- [Data supplied]
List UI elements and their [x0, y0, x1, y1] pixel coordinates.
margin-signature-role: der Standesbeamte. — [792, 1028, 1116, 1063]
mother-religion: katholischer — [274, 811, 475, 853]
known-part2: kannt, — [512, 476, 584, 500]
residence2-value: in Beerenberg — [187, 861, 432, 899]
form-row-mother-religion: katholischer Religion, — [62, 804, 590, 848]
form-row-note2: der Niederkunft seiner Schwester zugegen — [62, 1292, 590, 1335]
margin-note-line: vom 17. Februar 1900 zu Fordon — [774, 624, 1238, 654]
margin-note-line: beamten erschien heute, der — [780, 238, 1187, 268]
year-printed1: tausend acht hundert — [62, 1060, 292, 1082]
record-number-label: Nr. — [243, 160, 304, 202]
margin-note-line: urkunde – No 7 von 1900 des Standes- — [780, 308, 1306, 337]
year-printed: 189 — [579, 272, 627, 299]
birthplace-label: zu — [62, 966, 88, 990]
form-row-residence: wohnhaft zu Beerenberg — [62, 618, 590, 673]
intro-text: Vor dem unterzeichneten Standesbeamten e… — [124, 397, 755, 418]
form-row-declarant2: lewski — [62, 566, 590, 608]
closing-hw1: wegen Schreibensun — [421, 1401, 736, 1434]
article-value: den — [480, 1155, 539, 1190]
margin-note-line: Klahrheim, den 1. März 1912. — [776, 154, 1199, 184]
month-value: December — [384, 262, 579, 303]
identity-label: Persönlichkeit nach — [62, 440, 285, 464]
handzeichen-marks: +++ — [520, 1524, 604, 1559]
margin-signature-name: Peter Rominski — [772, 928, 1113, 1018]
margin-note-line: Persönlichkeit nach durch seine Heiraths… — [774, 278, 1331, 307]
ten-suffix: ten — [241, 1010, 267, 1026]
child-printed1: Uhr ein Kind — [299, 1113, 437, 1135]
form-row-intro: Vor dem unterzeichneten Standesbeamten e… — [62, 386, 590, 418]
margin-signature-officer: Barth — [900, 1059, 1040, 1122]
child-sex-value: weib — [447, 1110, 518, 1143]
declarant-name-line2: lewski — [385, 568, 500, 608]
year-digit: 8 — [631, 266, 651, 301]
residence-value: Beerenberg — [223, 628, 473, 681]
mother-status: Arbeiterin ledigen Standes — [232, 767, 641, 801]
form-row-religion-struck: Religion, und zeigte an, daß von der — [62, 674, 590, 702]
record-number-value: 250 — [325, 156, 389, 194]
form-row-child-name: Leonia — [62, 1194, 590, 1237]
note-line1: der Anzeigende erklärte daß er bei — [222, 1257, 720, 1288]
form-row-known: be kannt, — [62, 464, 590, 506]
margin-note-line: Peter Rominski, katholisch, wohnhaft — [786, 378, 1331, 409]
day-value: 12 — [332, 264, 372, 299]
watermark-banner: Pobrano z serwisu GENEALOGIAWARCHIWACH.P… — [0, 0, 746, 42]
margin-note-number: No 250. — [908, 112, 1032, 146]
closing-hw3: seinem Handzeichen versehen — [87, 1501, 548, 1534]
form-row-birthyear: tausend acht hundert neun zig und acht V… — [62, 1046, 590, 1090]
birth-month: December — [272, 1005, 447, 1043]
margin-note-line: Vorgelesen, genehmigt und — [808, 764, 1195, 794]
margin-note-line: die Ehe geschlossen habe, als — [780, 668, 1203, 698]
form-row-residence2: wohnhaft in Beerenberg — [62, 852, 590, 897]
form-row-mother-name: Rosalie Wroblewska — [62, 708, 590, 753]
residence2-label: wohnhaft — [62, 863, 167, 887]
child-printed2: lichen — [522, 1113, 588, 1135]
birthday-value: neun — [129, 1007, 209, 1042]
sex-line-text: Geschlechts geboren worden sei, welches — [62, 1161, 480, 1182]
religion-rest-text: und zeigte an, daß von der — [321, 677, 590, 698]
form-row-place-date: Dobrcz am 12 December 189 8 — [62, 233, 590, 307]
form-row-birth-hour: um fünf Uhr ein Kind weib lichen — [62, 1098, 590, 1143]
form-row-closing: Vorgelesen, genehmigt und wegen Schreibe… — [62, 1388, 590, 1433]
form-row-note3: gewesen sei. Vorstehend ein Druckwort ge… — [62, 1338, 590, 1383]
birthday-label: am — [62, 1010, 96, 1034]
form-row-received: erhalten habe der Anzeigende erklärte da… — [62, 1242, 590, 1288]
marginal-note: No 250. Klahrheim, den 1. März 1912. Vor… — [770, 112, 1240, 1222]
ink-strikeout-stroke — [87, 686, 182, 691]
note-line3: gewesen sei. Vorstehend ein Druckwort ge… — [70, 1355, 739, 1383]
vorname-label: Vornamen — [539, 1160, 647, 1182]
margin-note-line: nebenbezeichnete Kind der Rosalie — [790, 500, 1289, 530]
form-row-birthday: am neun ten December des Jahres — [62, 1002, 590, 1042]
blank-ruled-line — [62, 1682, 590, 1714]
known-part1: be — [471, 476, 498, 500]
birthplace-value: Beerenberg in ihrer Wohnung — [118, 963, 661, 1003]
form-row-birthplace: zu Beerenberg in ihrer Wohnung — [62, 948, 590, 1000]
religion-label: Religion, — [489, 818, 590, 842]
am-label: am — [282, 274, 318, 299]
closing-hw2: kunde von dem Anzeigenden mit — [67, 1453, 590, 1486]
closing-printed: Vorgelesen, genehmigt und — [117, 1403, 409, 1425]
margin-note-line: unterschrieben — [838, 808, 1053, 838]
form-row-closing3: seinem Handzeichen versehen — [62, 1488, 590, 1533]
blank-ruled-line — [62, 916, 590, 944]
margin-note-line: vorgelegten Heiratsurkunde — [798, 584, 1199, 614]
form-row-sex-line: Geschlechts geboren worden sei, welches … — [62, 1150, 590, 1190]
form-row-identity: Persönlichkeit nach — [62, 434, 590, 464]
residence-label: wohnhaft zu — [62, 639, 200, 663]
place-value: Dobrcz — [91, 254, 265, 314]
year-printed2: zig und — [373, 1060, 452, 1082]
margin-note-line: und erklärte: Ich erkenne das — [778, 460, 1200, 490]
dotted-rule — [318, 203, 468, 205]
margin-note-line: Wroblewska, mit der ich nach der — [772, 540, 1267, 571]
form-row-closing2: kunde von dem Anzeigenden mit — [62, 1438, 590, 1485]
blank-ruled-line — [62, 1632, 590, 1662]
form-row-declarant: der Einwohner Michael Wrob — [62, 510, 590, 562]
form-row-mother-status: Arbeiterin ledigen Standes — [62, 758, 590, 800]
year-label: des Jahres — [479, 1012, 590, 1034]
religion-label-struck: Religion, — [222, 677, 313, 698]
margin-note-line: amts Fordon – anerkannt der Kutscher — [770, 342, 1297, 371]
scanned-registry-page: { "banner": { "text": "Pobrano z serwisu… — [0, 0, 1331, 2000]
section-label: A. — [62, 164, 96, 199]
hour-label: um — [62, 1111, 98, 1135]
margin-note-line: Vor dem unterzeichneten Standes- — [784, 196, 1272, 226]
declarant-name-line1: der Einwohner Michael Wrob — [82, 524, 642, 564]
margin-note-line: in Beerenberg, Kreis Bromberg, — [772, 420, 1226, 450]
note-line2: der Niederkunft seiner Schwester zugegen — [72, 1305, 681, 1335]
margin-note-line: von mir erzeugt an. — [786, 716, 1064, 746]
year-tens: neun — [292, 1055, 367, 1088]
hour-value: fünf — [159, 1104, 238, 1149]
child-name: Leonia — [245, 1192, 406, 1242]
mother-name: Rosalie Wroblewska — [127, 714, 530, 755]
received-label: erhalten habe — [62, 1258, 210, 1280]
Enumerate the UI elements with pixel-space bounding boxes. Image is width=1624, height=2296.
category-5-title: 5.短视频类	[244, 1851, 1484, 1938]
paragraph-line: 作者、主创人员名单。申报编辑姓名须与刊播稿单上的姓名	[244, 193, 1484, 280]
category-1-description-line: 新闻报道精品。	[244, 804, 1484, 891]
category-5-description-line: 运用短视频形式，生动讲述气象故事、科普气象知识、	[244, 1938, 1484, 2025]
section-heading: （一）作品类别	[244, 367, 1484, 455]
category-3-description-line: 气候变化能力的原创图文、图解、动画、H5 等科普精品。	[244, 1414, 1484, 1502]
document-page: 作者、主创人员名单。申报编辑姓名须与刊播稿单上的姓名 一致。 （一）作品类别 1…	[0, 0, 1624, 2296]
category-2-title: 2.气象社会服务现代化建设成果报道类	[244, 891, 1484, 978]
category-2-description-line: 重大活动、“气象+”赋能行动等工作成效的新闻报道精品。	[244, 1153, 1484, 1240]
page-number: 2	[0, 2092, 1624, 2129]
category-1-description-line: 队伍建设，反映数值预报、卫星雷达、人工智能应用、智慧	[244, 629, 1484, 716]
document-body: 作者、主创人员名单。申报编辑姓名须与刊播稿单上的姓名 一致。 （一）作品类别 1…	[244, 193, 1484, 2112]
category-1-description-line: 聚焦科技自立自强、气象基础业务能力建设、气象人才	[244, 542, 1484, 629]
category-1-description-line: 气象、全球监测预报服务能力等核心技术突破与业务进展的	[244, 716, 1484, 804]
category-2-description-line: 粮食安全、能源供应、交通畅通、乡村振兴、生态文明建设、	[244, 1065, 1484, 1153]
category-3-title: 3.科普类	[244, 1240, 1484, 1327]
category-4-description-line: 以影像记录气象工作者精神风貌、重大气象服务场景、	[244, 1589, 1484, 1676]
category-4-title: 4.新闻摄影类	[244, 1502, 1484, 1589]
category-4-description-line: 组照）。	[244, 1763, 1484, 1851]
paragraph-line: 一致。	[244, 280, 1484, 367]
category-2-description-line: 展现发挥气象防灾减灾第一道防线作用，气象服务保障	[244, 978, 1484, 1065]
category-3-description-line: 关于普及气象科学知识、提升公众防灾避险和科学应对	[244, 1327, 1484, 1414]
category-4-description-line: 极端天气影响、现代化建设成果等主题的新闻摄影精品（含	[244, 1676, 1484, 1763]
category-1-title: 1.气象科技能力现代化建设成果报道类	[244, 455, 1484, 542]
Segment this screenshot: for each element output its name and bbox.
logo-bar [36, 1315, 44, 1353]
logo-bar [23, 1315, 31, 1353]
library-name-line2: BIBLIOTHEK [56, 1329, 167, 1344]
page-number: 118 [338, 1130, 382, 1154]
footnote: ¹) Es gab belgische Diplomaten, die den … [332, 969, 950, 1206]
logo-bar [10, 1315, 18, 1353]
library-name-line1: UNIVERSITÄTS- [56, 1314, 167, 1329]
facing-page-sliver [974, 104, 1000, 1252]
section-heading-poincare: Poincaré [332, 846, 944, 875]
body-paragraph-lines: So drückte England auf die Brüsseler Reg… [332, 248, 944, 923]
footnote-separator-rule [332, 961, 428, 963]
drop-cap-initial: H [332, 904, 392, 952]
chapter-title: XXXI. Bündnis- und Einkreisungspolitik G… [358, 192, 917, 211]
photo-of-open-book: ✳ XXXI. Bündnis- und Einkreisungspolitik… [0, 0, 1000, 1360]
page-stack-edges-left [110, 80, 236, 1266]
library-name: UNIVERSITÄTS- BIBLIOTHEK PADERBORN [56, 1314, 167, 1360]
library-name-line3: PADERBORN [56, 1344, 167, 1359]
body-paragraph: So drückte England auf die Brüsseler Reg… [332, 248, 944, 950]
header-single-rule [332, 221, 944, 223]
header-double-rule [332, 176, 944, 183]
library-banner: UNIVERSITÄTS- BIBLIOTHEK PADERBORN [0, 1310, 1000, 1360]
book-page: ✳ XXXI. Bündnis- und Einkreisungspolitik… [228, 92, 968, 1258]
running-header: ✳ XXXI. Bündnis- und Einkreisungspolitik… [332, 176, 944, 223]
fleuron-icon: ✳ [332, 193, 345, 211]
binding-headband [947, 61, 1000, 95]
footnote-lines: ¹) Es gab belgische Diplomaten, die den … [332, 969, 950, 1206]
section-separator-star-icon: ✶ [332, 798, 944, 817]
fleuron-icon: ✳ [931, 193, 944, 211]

- [Your objective] Copy everything from the very start of the listing down through the line containing "margin-note-line: beamten erschien", with both ends included and every character kept the same.

- [Solution]
List UI elements and their [x0, y0, x1, y1] pixel coordinates.
margin-signature-role: der Standesbeamte. — [792, 1028, 1116, 1063]
mother-religion: katholischer — [274, 811, 475, 853]
known-part2: kannt, — [512, 476, 584, 500]
residence2-value: in Beerenberg — [187, 861, 432, 899]
form-row-mother-religion: katholischer Religion, — [62, 804, 590, 848]
form-row-note2: der Niederkunft seiner Schwester zugegen — [62, 1292, 590, 1335]
margin-note-line: vom 17. Februar 1900 zu Fordon — [774, 624, 1238, 654]
margin-note-line: beamten erschien heute, der — [780, 238, 1187, 268]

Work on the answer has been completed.